## ACTION ITEM:
Without including any images, set down the records below exactly.

*** INPUT ***

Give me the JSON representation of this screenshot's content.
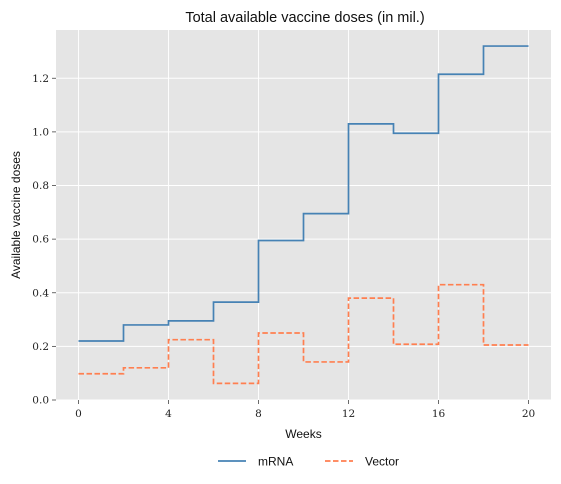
{
  "chart_data": {
    "type": "line",
    "step": "post",
    "title": "Total available vaccine doses (in mil.)",
    "xlabel": "Weeks",
    "ylabel": "Available vaccine doses",
    "xlim": [
      -1,
      21
    ],
    "ylim": [
      0,
      1.38
    ],
    "xticks": [
      0,
      4,
      8,
      12,
      16,
      20
    ],
    "yticks": [
      0.0,
      0.2,
      0.4,
      0.6,
      0.8,
      1.0,
      1.2
    ],
    "grid": true,
    "background": "#e5e5e5",
    "legend_position": "bottom-center",
    "x": [
      0,
      2,
      4,
      6,
      8,
      10,
      12,
      14,
      16,
      18,
      20
    ],
    "series": [
      {
        "name": "mRNA",
        "color": "#4682b4",
        "dash": "solid",
        "values": [
          0.22,
          0.28,
          0.295,
          0.365,
          0.595,
          0.695,
          1.03,
          0.995,
          1.215,
          1.32,
          1.32
        ]
      },
      {
        "name": "Vector",
        "color": "#ff7f50",
        "dash": "dashed",
        "values": [
          0.098,
          0.12,
          0.225,
          0.062,
          0.25,
          0.142,
          0.38,
          0.208,
          0.43,
          0.205,
          0.205
        ]
      }
    ]
  }
}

***

## SOLUTION TO THE PROBLEM:
Give me the JSON representation of this screenshot's content.
{
  "chart_data": {
    "type": "line",
    "step": "post",
    "title": "Total available vaccine doses (in mil.)",
    "xlabel": "Weeks",
    "ylabel": "Available vaccine doses",
    "xlim": [
      -1,
      21
    ],
    "ylim": [
      0,
      1.38
    ],
    "xticks": [
      0,
      4,
      8,
      12,
      16,
      20
    ],
    "yticks": [
      0.0,
      0.2,
      0.4,
      0.6,
      0.8,
      1.0,
      1.2
    ],
    "grid": true,
    "background": "#e5e5e5",
    "legend_position": "bottom-center",
    "x": [
      0,
      2,
      4,
      6,
      8,
      10,
      12,
      14,
      16,
      18,
      20
    ],
    "series": [
      {
        "name": "mRNA",
        "color": "#4682b4",
        "dash": "solid",
        "values": [
          0.22,
          0.28,
          0.295,
          0.365,
          0.595,
          0.695,
          1.03,
          0.995,
          1.215,
          1.32,
          1.32
        ]
      },
      {
        "name": "Vector",
        "color": "#ff7f50",
        "dash": "dashed",
        "values": [
          0.098,
          0.12,
          0.225,
          0.062,
          0.25,
          0.142,
          0.38,
          0.208,
          0.43,
          0.205,
          0.205
        ]
      }
    ]
  }
}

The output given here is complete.